• [Task requirements] Print the listing below exactly.

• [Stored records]
┄┄┄┄┄┄┄┄┄┄

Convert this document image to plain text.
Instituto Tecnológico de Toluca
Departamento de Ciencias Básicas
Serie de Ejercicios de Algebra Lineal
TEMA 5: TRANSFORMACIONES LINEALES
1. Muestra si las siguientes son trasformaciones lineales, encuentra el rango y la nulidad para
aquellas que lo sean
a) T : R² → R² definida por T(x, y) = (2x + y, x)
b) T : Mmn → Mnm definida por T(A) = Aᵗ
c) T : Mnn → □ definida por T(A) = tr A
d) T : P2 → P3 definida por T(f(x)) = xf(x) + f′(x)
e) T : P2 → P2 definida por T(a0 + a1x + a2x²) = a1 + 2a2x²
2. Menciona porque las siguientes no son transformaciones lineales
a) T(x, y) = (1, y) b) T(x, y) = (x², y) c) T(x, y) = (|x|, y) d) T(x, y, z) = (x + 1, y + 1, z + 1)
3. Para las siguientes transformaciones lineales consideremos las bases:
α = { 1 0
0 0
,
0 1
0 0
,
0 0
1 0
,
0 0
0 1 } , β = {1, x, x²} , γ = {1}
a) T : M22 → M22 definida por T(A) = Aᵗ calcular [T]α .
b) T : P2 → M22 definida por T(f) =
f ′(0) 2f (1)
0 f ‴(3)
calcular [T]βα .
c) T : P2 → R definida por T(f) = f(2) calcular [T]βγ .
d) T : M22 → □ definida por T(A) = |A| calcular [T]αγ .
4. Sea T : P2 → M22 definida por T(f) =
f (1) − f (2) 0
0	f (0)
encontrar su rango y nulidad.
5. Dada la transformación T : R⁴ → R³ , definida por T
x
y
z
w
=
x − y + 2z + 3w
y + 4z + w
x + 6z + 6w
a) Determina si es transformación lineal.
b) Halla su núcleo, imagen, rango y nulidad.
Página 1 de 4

┄┄┄┄┄┄┄┄┄┄

• [Finished task]
Convert this document image to plain text.
Instituto Tecnológico de Toluca
Departamento de Ciencias Básicas
Serie de Ejercicios de Algebra Lineal
TEMA 5: TRANSFORMACIONES LINEALES
1. Muestra si las siguientes son trasformaciones lineales, encuentra el rango y la nulidad para
aquellas que lo sean
a) T : R² → R² definida por T(x, y) = (2x + y, x)
b) T : Mmn → Mnm definida por T(A) = Aᵗ
c) T : Mnn → □ definida por T(A) = tr A
d) T : P2 → P3 definida por T(f(x)) = xf(x) + f′(x)
e) T : P2 → P2 definida por T(a0 + a1x + a2x²) = a1 + 2a2x²
2. Menciona porque las siguientes no son transformaciones lineales
a) T(x, y) = (1, y) b) T(x, y) = (x², y) c) T(x, y) = (|x|, y) d) T(x, y, z) = (x + 1, y + 1, z + 1)
3. Para las siguientes transformaciones lineales consideremos las bases:
α = { 1 0
0 0
,
0 1
0 0
,
0 0
1 0
,
0 0
0 1 } , β = {1, x, x²} , γ = {1}
a) T : M22 → M22 definida por T(A) = Aᵗ calcular [T]α .
b) T : P2 → M22 definida por T(f) =
f ′(0) 2f (1)
0 f ‴(3)
calcular [T]βα .
c) T : P2 → R definida por T(f) = f(2) calcular [T]βγ .
d) T : M22 → □ definida por T(A) = |A| calcular [T]αγ .
4. Sea T : P2 → M22 definida por T(f) =
f (1) − f (2) 0
0	f (0)
encontrar su rango y nulidad.
5. Dada la transformación T : R⁴ → R³ , definida por T
x
y
z
w
=
x − y + 2z + 3w
y + 4z + w
x + 6z + 6w
a) Determina si es transformación lineal.
b) Halla su núcleo, imagen, rango y nulidad.
Página 1 de 4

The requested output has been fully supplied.